• [EXERCÍCIO]:
Cite sem alterações o trecho do texto sobre HIV/AIDS na Igreja Adventista que se inicia nas palavras contendo "Membra da Igreja" e termina em "África do Sul.".

• [TEXTO SELECIONADO]:
○ ○ ○ ○

O estigma na Igreja Adventista -- que promove a abstinência sexual antes do casamento e uniões heterossexuais monogâmicos -- é de que os membros com a doença estavam tendo um caso. Muitas vezes, porém, eles contraíram o vírus sem qualquer falta própria e sim a partir de um cônjuge infiel. Independentemente de como o vírus foi contraído, os líderes da Igreja desejam ministrar e aumentar a conscientização sobre a forma de mostrar compaixão e cuidado. Mas no início, mesmo falar sobre a doença era desconfortável.
“Dez anos atrás, as nossas igrejas na África estavam em negação quase completa sobre questões quanto ao HIV/AIDS”, disse Giordano. “Agora enfatizamos a compaixão e o amor de Cristo. Muitas pessoas na África que contraem o HIV/AIDS perdem seus relacionamentos, família e trabalho”.
Membra da Igreja Adventista, Euginia Keebine disse que descobriu há 16 anos que era soro-positiva. Ela começou um ministério informal de HIV/AIDS e era a única integrante da Igreja Adventista de que tinha conhecimento em sua cidade a divulgar uma condição de soro-positiva. Desde 2010, atuou como coordenadora do AAIM para a Associação Trans-Orange, da Igreja Adventista, com sede em Joanesburgo, África do Sul.
“O programa do AAIM está mudando não apenas a vida dos membros da Igreja, mas também de pessoas da comunidade”, disse Keebine. “Eu costumava não ser autorizado a falar sobre o HIV/AIDS ou divulgar minha condição em algumas igrejas, mas hoje sou livre para falar sobre questões relacionadas com a AIDS. A igreja que costumava ficar em silêncio sobre o HIV/AIDS é agora vocal e membros da Igreja estão a aceitar pessoas que vivem com HIV/AIDS”.
O AAIM alcançou sucesso através de grupos de apoio, incluindo reuniões de várias famílias, grupos de pacientes, avós, ou mulheres e crianças. “É muito difícil para um indivíduo lidar com o HIV e AIDS sozinho, portanto, grupos de apoio são fundamentais”, explicou Giordano.

○ ○ ○ ○

• [CONTEÚDO DOS REGISTROS]:
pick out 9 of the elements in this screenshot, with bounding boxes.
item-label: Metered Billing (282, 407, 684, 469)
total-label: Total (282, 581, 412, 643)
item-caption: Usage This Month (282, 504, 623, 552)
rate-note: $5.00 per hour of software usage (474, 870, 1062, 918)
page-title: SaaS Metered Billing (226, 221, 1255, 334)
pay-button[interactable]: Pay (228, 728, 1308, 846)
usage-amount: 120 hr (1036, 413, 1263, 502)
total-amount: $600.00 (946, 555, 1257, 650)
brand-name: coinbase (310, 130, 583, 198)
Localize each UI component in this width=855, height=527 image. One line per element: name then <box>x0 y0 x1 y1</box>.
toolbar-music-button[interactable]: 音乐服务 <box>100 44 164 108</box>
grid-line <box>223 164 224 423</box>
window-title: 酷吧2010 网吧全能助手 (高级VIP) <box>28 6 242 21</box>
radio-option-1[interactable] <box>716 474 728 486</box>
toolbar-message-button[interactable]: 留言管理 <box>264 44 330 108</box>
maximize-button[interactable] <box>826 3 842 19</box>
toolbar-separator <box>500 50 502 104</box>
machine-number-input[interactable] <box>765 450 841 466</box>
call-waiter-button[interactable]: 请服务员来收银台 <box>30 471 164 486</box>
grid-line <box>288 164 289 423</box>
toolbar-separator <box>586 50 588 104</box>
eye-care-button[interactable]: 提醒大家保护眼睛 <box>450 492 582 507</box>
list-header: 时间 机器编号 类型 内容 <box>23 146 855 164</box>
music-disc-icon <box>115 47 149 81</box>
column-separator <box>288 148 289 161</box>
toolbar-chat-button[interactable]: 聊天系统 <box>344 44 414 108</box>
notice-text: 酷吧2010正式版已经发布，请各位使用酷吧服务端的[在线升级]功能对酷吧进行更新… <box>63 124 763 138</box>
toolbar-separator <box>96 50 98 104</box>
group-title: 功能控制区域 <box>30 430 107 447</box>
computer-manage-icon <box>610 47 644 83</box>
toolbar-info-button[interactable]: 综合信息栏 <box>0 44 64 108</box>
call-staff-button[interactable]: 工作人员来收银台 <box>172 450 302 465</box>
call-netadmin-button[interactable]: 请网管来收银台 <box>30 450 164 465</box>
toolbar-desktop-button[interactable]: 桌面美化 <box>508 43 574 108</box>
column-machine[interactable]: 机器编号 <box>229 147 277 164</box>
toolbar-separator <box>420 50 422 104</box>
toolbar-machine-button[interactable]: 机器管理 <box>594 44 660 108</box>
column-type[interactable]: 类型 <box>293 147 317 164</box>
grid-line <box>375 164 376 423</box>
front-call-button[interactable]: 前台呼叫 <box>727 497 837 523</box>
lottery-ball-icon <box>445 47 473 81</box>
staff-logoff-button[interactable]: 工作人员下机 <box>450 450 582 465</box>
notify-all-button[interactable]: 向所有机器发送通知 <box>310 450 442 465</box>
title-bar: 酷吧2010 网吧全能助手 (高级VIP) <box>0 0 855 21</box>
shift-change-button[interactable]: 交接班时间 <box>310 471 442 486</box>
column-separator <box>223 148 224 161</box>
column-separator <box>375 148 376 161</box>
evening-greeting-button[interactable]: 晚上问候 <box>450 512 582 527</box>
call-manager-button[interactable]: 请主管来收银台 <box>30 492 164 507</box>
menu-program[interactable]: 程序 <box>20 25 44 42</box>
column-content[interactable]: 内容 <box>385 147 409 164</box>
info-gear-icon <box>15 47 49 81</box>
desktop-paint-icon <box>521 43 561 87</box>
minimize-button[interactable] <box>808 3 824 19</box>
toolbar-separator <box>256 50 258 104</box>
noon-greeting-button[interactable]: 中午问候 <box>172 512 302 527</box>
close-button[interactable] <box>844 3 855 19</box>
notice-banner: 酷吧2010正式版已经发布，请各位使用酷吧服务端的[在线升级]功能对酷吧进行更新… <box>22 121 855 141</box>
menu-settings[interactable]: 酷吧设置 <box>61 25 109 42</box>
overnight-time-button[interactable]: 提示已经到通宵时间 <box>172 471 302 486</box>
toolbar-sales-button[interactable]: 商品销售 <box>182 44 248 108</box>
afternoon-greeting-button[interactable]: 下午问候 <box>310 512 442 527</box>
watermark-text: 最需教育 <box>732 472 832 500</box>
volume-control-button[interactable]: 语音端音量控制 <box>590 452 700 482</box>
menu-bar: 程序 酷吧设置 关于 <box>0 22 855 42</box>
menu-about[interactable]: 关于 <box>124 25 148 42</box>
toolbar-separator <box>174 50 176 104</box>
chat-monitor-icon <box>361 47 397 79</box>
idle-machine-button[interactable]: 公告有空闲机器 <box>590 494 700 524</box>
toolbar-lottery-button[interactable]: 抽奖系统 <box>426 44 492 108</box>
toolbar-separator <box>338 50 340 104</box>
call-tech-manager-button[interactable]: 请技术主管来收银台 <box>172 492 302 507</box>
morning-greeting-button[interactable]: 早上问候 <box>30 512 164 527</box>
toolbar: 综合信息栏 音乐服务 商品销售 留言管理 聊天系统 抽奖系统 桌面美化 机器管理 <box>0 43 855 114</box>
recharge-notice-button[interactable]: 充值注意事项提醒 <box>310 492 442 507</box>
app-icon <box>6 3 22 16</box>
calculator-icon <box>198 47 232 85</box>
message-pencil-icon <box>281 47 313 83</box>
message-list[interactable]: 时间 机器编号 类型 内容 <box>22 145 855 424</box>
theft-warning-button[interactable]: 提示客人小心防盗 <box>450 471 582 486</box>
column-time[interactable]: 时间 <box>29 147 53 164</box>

○ ○ ○ ○

• [RESULTADO DO EXERCÍCIO]:
Membra da Igreja Adventista, Euginia Keebine disse que descobriu há 16 anos que era soro-positiva. Ela começou um ministério informal de HIV/AIDS e era a única integrante da Igreja Adventista de que tinha conhecimento em sua cidade a divulgar uma condição de soro-positiva. Desde 2010, atuou como coordenadora do AAIM para a Associação Trans-Orange, da Igreja Adventista, com sede em Joanesburgo, África do Sul.